Task directions — From the entries below, copy every line holding the word "отношений".

Data —

━━━━━━━━━━━━━━━━━━━━

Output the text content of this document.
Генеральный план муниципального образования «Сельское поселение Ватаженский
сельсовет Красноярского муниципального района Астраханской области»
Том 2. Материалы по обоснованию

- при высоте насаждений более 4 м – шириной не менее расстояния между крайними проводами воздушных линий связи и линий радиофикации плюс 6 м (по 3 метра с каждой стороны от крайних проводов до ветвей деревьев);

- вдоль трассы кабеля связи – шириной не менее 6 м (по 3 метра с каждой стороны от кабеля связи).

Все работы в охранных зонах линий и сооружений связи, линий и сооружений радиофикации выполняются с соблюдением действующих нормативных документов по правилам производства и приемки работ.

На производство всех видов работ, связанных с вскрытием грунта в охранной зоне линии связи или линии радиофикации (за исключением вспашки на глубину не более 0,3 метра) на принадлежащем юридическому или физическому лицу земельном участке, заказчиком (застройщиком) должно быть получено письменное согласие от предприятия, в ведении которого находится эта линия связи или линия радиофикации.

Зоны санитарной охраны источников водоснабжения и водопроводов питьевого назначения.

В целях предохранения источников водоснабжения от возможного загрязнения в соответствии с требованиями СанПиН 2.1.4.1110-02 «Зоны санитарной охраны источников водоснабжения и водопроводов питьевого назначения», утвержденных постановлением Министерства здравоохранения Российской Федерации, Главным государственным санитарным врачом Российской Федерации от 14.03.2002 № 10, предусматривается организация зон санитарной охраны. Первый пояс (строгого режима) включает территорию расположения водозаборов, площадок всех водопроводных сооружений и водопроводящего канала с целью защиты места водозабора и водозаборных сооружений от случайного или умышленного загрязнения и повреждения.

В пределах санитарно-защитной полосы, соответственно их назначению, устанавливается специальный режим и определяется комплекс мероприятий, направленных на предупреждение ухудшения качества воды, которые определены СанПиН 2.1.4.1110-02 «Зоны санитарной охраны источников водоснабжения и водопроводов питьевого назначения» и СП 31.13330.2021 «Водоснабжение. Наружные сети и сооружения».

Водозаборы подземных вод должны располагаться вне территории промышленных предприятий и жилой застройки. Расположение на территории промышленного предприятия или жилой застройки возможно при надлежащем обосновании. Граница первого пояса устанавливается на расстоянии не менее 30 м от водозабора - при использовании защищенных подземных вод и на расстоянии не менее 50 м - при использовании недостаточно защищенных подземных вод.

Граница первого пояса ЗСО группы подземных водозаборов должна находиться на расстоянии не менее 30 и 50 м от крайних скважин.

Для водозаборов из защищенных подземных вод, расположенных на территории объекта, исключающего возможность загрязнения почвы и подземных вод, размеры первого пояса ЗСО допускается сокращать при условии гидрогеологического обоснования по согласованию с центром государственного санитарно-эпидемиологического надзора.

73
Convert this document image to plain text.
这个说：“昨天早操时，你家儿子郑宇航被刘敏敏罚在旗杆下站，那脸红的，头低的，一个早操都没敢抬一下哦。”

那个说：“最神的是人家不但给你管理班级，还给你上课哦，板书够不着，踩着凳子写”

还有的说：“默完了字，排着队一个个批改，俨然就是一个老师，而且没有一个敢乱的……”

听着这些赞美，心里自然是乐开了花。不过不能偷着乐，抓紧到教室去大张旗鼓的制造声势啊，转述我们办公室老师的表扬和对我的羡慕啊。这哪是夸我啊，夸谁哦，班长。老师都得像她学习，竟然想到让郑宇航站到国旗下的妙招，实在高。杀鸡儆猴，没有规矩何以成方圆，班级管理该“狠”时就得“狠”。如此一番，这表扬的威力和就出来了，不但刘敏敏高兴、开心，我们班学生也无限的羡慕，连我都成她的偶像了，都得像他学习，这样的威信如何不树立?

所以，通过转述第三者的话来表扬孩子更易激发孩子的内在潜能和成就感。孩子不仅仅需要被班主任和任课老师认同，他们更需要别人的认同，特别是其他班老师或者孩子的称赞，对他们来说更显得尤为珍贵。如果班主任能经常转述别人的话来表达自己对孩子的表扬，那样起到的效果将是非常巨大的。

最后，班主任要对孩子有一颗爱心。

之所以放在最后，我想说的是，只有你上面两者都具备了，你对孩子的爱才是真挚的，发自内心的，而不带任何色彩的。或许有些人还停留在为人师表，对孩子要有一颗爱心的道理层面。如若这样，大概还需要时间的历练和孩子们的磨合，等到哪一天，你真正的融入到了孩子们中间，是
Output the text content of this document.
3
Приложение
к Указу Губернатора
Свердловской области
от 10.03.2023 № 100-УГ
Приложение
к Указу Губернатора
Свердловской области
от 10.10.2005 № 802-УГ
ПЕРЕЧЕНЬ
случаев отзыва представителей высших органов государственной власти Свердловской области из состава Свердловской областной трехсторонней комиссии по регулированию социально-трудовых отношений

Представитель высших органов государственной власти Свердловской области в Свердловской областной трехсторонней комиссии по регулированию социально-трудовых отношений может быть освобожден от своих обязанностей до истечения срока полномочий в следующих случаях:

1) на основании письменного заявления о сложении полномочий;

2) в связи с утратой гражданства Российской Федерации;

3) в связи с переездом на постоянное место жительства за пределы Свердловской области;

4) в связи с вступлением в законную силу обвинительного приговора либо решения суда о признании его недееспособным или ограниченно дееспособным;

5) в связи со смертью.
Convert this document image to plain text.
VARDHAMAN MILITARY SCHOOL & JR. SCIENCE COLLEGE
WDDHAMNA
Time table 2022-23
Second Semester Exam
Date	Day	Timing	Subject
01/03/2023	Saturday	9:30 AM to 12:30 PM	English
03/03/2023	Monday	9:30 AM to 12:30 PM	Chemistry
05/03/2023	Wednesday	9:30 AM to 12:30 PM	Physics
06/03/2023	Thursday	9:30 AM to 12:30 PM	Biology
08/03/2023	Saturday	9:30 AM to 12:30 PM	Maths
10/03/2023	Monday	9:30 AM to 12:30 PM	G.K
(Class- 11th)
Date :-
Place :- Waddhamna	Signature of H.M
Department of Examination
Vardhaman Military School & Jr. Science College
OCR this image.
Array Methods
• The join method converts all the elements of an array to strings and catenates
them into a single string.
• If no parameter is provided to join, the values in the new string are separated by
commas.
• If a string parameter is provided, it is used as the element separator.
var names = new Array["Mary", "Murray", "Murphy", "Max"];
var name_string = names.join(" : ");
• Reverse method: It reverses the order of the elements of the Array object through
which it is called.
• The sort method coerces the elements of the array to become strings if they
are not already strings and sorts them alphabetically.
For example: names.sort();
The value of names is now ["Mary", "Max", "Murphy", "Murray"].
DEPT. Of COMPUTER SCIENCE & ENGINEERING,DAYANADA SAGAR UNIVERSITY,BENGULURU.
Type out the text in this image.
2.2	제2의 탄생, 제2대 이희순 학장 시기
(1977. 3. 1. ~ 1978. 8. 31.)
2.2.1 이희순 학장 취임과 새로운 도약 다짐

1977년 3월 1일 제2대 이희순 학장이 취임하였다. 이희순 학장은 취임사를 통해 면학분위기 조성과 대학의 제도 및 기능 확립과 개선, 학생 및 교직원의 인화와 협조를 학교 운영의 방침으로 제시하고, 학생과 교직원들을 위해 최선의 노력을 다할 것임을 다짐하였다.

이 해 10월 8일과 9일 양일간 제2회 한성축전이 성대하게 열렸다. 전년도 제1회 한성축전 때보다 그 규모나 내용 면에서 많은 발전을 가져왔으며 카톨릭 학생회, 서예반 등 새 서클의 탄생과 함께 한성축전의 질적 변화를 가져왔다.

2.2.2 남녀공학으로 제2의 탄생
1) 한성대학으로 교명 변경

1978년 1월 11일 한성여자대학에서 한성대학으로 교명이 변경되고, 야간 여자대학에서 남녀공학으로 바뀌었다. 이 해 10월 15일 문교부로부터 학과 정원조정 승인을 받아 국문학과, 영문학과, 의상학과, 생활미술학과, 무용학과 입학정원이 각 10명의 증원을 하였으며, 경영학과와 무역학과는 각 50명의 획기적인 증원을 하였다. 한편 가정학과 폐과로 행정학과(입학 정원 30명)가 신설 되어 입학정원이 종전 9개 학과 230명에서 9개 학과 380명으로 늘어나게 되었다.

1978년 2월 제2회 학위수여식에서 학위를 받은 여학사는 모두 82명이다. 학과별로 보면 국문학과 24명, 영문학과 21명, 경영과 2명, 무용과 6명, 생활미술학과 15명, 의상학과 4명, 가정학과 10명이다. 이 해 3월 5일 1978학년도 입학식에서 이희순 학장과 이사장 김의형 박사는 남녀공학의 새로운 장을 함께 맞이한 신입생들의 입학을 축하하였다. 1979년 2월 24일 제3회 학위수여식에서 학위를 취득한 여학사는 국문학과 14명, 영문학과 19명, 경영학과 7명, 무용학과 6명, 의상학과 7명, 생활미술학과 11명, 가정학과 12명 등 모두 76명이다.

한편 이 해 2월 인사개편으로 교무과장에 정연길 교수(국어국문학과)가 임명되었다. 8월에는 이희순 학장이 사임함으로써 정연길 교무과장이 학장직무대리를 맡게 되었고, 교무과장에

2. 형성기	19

━━━━━━━━━━━━━━━━━━━━

Task response —
случаев отзыва представителей высших органов государственной власти Свердловской области из состава Свердловской областной трехсторонней комиссии по регулированию социально-трудовых отношений
Представитель высших органов государственной власти Свердловской области в Свердловской областной трехсторонней комиссии по регулированию социально-трудовых отношений может быть освобожден от своих обязанностей до истечения срока полномочий в следующих случаях:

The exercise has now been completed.